● What you have to do
Reproduce all entries precisely, down to the last character.

● Data extract
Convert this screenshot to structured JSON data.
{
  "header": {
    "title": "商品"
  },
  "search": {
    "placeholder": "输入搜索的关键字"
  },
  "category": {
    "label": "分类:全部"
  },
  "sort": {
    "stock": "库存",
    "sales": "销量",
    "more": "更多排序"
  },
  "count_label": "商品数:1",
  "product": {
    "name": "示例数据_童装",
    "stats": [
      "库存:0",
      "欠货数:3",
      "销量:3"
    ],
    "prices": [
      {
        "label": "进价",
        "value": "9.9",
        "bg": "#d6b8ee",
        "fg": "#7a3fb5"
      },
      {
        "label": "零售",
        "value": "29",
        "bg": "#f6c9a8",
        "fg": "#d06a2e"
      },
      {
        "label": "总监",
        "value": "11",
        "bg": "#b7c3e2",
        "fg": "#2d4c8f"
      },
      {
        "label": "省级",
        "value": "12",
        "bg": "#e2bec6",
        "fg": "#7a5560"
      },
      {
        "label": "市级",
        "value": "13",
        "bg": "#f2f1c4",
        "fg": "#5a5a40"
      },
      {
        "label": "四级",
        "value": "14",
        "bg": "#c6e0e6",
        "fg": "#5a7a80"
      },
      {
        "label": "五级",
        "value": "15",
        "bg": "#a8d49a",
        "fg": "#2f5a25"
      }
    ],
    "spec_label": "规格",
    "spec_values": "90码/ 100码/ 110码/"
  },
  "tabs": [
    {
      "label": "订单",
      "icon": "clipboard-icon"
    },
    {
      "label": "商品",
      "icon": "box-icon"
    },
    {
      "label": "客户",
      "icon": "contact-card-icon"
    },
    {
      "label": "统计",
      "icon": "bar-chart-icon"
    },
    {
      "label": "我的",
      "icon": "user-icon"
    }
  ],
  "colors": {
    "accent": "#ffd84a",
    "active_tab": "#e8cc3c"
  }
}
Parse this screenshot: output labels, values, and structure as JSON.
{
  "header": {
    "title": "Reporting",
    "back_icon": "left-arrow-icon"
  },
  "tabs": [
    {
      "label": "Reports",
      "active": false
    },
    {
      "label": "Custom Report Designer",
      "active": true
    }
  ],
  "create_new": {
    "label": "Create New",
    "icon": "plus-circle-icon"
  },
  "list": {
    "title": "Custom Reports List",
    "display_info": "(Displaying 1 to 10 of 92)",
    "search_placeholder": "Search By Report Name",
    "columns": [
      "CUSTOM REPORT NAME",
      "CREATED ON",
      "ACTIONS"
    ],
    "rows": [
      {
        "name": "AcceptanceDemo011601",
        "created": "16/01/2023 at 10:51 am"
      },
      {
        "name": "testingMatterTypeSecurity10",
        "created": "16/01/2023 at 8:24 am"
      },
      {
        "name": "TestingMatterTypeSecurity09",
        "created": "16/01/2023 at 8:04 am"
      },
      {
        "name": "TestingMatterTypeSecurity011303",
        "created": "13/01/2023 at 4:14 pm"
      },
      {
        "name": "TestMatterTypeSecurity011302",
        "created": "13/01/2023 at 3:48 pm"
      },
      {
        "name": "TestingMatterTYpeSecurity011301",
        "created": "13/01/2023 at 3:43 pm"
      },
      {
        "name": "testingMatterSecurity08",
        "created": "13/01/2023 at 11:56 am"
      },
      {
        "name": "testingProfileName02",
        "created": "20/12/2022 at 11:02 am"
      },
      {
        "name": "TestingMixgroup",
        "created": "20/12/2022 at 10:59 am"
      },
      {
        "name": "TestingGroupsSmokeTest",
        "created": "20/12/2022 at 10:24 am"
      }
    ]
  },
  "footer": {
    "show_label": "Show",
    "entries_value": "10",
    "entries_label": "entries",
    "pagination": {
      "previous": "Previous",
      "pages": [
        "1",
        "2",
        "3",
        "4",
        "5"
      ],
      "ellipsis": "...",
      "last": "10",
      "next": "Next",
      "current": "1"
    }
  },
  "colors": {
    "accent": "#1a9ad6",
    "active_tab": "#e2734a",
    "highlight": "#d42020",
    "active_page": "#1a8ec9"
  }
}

● Solution
Convert this screenshot to structured JSON data.
{
  "header": {
    "title": "商品"
  },
  "search": {
    "placeholder": "输入搜索的关键字"
  },
  "category": {
    "label": "分类:全部"
  },
  "sort": {
    "stock": "库存",
    "sales": "销量",
    "more": "更多排序"
  },
  "count_label": "商品数:1",
  "product": {
    "name": "示例数据_童装",
    "stats": [
      "库存:0",
      "欠货数:3",
      "销量:3"
    ],
    "prices": [
      {
        "label": "进价",
        "value": "9.9",
        "bg": "#d6b8ee",
        "fg": "#7a3fb5"
      },
      {
        "label": "零售",
        "value": "29",
        "bg": "#f6c9a8",
        "fg": "#d06a2e"
      },
      {
        "label": "总监",
        "value": "11",
        "bg": "#b7c3e2",
        "fg": "#2d4c8f"
      },
      {
        "label": "省级",
        "value": "12",
        "bg": "#e2bec6",
        "fg": "#7a5560"
      },
      {
        "label": "市级",
        "value": "13",
        "bg": "#f2f1c4",
        "fg": "#5a5a40"
      },
      {
        "label": "四级",
        "value": "14",
        "bg": "#c6e0e6",
        "fg": "#5a7a80"
      },
      {
        "label": "五级",
        "value": "15",
        "bg": "#a8d49a",
        "fg": "#2f5a25"
      }
    ],
    "spec_label": "规格",
    "spec_values": "90码/ 100码/ 110码/"
  },
  "tabs": [
    {
      "label": "订单",
      "icon": "clipboard-icon"
    },
    {
      "label": "商品",
      "icon": "box-icon"
    },
    {
      "label": "客户",
      "icon": "contact-card-icon"
    },
    {
      "label": "统计",
      "icon": "bar-chart-icon"
    },
    {
      "label": "我的",
      "icon": "user-icon"
    }
  ],
  "colors": {
    "accent": "#ffd84a",
    "active_tab": "#e8cc3c"
  }
}
Parse this screenshot: output labels, values, and structure as JSON.
{
  "header": {
    "title": "Reporting",
    "back_icon": "left-arrow-icon"
  },
  "tabs": [
    {
      "label": "Reports",
      "active": false
    },
    {
      "label": "Custom Report Designer",
      "active": true
    }
  ],
  "create_new": {
    "label": "Create New",
    "icon": "plus-circle-icon"
  },
  "list": {
    "title": "Custom Reports List",
    "display_info": "(Displaying 1 to 10 of 92)",
    "search_placeholder": "Search By Report Name",
    "columns": [
      "CUSTOM REPORT NAME",
      "CREATED ON",
      "ACTIONS"
    ],
    "rows": [
      {
        "name": "AcceptanceDemo011601",
        "created": "16/01/2023 at 10:51 am"
      },
      {
        "name": "testingMatterTypeSecurity10",
        "created": "16/01/2023 at 8:24 am"
      },
      {
        "name": "TestingMatterTypeSecurity09",
        "created": "16/01/2023 at 8:04 am"
      },
      {
        "name": "TestingMatterTypeSecurity011303",
        "created": "13/01/2023 at 4:14 pm"
      },
      {
        "name": "TestMatterTypeSecurity011302",
        "created": "13/01/2023 at 3:48 pm"
      },
      {
        "name": "TestingMatterTYpeSecurity011301",
        "created": "13/01/2023 at 3:43 pm"
      },
      {
        "name": "testingMatterSecurity08",
        "created": "13/01/2023 at 11:56 am"
      },
      {
        "name": "testingProfileName02",
        "created": "20/12/2022 at 11:02 am"
      },
      {
        "name": "TestingMixgroup",
        "created": "20/12/2022 at 10:59 am"
      },
      {
        "name": "TestingGroupsSmokeTest",
        "created": "20/12/2022 at 10:24 am"
      }
    ]
  },
  "footer": {
    "show_label": "Show",
    "entries_value": "10",
    "entries_label": "entries",
    "pagination": {
      "previous": "Previous",
      "pages": [
        "1",
        "2",
        "3",
        "4",
        "5"
      ],
      "ellipsis": "...",
      "last": "10",
      "next": "Next",
      "current": "1"
    }
  },
  "colors": {
    "accent": "#1a9ad6",
    "active_tab": "#e2734a",
    "highlight": "#d42020",
    "active_page": "#1a8ec9"
  }
}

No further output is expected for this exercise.